==== Data
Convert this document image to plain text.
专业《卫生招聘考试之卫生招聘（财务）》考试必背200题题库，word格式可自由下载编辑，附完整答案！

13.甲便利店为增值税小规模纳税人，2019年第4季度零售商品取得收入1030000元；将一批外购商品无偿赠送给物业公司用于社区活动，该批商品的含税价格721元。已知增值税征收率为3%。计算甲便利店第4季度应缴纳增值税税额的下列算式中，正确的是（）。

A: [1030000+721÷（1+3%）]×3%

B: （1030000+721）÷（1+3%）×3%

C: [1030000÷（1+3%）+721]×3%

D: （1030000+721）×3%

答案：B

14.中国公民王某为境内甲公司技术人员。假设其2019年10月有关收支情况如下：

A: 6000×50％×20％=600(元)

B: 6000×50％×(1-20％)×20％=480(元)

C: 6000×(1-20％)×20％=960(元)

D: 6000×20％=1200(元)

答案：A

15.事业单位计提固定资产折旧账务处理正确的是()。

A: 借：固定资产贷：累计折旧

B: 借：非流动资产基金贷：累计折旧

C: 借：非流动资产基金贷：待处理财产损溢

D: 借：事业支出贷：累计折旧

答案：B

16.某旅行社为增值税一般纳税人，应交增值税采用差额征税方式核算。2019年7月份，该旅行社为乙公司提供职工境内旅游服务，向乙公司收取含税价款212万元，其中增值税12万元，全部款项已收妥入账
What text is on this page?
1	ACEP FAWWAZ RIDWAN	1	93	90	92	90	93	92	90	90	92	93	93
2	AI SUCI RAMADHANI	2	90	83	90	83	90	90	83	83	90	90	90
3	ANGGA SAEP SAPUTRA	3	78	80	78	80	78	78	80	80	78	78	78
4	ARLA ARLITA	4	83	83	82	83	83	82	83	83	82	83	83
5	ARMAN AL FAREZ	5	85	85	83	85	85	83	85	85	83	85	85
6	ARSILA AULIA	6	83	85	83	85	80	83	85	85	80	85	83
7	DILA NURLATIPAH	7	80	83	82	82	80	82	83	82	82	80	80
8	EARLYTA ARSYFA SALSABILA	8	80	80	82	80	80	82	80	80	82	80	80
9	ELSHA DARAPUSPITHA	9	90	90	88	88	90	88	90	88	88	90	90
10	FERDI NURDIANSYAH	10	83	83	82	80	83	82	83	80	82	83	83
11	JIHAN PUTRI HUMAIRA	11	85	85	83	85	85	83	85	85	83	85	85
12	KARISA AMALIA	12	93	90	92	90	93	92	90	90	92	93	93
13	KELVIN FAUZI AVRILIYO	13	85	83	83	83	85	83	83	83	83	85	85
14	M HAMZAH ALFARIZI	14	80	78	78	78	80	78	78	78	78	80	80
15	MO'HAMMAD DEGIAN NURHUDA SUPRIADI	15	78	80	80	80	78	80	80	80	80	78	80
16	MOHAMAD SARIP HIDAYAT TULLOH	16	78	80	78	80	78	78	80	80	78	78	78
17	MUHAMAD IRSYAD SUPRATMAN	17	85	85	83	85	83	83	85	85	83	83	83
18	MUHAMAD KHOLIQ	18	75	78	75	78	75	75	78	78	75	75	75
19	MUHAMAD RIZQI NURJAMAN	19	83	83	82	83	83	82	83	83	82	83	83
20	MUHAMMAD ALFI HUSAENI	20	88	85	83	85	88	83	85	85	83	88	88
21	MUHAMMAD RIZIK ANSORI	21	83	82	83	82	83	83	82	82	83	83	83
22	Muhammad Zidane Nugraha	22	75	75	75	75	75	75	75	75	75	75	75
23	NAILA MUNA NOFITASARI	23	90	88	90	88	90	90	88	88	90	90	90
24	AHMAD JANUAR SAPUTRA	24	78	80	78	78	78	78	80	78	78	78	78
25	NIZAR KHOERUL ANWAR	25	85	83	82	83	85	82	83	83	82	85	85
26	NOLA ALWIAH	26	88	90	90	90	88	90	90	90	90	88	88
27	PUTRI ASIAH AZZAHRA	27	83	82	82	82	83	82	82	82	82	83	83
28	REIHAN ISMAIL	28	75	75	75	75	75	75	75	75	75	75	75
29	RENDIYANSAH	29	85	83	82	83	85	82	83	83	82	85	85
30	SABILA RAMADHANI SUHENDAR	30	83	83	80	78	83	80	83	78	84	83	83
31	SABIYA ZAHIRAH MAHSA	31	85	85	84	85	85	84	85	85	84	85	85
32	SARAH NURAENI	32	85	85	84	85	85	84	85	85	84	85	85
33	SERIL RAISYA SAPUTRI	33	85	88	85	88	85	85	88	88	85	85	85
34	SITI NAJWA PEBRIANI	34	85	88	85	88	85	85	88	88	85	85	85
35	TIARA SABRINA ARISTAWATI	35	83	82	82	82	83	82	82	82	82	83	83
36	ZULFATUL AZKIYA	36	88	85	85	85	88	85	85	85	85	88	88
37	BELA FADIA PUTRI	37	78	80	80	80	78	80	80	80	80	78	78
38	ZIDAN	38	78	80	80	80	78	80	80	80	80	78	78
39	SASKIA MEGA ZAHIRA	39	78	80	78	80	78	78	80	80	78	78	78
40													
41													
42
========
» Description of the task:
Using the data above, reproduce every line exactly.

» Response to this exercise:
Convert this document image to plain text.
专业《卫生招聘考试之卫生招聘（财务）》考试必背200题题库，word格式可自由下载编辑，附完整答案！

13.甲便利店为增值税小规模纳税人，2019年第4季度零售商品取得收入1030000元；将一批外购商品无偿赠送给物业公司用于社区活动，该批商品的含税价格721元。已知增值税征收率为3%。计算甲便利店第4季度应缴纳增值税税额的下列算式中，正确的是（）。

A: [1030000+721÷（1+3%）]×3%

B: （1030000+721）÷（1+3%）×3%

C: [1030000÷（1+3%）+721]×3%

D: （1030000+721）×3%

答案：B

14.中国公民王某为境内甲公司技术人员。假设其2019年10月有关收支情况如下：

A: 6000×50％×20％=600(元)

B: 6000×50％×(1-20％)×20％=480(元)

C: 6000×(1-20％)×20％=960(元)

D: 6000×20％=1200(元)

答案：A

15.事业单位计提固定资产折旧账务处理正确的是()。

A: 借：固定资产贷：累计折旧

B: 借：非流动资产基金贷：累计折旧

C: 借：非流动资产基金贷：待处理财产损溢

D: 借：事业支出贷：累计折旧

答案：B

16.某旅行社为增值税一般纳税人，应交增值税采用差额征税方式核算。2019年7月份，该旅行社为乙公司提供职工境内旅游服务，向乙公司收取含税价款212万元，其中增值税12万元，全部款项已收妥入账
What text is on this page?
1	ACEP FAWWAZ RIDWAN	1	93	90	92	90	93	92	90	90	92	93	93
2	AI SUCI RAMADHANI	2	90	83	90	83	90	90	83	83	90	90	90
3	ANGGA SAEP SAPUTRA	3	78	80	78	80	78	78	80	80	78	78	78
4	ARLA ARLITA	4	83	83	82	83	83	82	83	83	82	83	83
5	ARMAN AL FAREZ	5	85	85	83	85	85	83	85	85	83	85	85
6	ARSILA AULIA	6	83	85	83	85	80	83	85	85	80	85	83
7	DILA NURLATIPAH	7	80	83	82	82	80	82	83	82	82	80	80
8	EARLYTA ARSYFA SALSABILA	8	80	80	82	80	80	82	80	80	82	80	80
9	ELSHA DARAPUSPITHA	9	90	90	88	88	90	88	90	88	88	90	90
10	FERDI NURDIANSYAH	10	83	83	82	80	83	82	83	80	82	83	83
11	JIHAN PUTRI HUMAIRA	11	85	85	83	85	85	83	85	85	83	85	85
12	KARISA AMALIA	12	93	90	92	90	93	92	90	90	92	93	93
13	KELVIN FAUZI AVRILIYO	13	85	83	83	83	85	83	83	83	83	85	85
14	M HAMZAH ALFARIZI	14	80	78	78	78	80	78	78	78	78	80	80
15	MO'HAMMAD DEGIAN NURHUDA SUPRIADI	15	78	80	80	80	78	80	80	80	80	78	80
16	MOHAMAD SARIP HIDAYAT TULLOH	16	78	80	78	80	78	78	80	80	78	78	78
17	MUHAMAD IRSYAD SUPRATMAN	17	85	85	83	85	83	83	85	85	83	83	83
18	MUHAMAD KHOLIQ	18	75	78	75	78	75	75	78	78	75	75	75
19	MUHAMAD RIZQI NURJAMAN	19	83	83	82	83	83	82	83	83	82	83	83
20	MUHAMMAD ALFI HUSAENI	20	88	85	83	85	88	83	85	85	83	88	88
21	MUHAMMAD RIZIK ANSORI	21	83	82	83	82	83	83	82	82	83	83	83
22	Muhammad Zidane Nugraha	22	75	75	75	75	75	75	75	75	75	75	75
23	NAILA MUNA NOFITASARI	23	90	88	90	88	90	90	88	88	90	90	90
24	AHMAD JANUAR SAPUTRA	24	78	80	78	78	78	78	80	78	78	78	78
25	NIZAR KHOERUL ANWAR	25	85	83	82	83	85	82	83	83	82	85	85
26	NOLA ALWIAH	26	88	90	90	90	88	90	90	90	90	88	88
27	PUTRI ASIAH AZZAHRA	27	83	82	82	82	83	82	82	82	82	83	83
28	REIHAN ISMAIL	28	75	75	75	75	75	75	75	75	75	75	75
29	RENDIYANSAH	29	85	83	82	83	85	82	83	83	82	85	85
30	SABILA RAMADHANI SUHENDAR	30	83	83	80	78	83	80	83	78	84	83	83
31	SABIYA ZAHIRAH MAHSA	31	85	85	84	85	85	84	85	85	84	85	85
32	SARAH NURAENI	32	85	85	84	85	85	84	85	85	84	85	85
33	SERIL RAISYA SAPUTRI	33	85	88	85	88	85	85	88	88	85	85	85
34	SITI NAJWA PEBRIANI	34	85	88	85	88	85	85	88	88	85	85	85
35	TIARA SABRINA ARISTAWATI	35	83	82	82	82	83	82	82	82	82	83	83
36	ZULFATUL AZKIYA	36	88	85	85	85	88	85	85	85	85	88	88
37	BELA FADIA PUTRI	37	78	80	80	80	78	80	80	80	80	78	78
38	ZIDAN	38	78	80	80	80	78	80	80	80	80	78	78
39	SASKIA MEGA ZAHIRA	39	78	80	78	80	78	78	80	80	78	78	78
40													
41													
42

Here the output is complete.